:: Instructions for the task ::
Your task is to filter the data below down to the lines holding "年度一般公共预算财政拨款支出".

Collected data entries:
━━━━━━━━━━━━━━━━━━━━━━━━━━━━━━

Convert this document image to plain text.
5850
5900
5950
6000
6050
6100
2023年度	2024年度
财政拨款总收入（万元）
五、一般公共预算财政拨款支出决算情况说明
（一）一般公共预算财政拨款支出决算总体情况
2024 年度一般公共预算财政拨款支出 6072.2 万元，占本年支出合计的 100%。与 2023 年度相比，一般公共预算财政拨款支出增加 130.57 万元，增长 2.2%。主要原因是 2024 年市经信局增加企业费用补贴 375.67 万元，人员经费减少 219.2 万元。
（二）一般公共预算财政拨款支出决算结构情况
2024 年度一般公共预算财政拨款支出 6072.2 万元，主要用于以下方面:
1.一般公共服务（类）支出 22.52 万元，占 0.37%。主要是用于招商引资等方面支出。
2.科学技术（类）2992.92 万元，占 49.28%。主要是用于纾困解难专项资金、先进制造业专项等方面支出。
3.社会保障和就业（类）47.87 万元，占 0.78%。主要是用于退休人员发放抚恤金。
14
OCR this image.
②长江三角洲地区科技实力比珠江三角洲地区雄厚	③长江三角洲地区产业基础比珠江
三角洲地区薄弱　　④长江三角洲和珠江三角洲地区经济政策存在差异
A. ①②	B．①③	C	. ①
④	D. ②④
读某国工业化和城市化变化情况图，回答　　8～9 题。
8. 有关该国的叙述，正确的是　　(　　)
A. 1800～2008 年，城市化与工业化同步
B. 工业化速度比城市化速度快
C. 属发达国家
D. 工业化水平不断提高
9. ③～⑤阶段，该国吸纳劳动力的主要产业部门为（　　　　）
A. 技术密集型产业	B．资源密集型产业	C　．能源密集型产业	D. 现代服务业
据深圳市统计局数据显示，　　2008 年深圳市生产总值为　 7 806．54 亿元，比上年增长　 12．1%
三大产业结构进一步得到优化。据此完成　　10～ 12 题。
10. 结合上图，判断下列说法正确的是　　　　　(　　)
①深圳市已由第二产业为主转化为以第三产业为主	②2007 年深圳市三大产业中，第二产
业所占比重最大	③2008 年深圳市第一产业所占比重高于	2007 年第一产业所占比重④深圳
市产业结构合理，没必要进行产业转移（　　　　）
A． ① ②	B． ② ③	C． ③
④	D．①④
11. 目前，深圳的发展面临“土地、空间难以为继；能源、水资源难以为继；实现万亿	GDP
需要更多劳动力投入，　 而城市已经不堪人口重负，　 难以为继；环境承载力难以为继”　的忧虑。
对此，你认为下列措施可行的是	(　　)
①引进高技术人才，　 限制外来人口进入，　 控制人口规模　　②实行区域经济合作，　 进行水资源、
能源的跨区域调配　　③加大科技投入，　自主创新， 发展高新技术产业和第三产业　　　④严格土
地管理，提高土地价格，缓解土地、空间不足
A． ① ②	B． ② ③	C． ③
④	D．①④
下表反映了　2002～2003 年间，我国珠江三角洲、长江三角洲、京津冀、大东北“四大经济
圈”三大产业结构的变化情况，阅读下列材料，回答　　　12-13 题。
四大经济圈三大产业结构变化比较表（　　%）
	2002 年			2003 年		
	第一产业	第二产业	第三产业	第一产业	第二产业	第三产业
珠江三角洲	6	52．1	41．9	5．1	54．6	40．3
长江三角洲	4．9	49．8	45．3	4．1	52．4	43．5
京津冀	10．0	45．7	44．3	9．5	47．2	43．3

━━━━━━━━━━━━━━━━━━━━━━━━━━━━━━

:: The response ::
2024 年度一般公共预算财政拨款支出 6072.2 万元，占本年支出合计的 100%。与 2023 年度相比，一般公共预算财政拨款支出增加 130.57 万元，增长 2.2%。主要原因是 2024 年市经信局增加企业费用补贴 375.67 万元，人员经费减少 219.2 万元。
2024 年度一般公共预算财政拨款支出 6072.2 万元，主要用于以下方面:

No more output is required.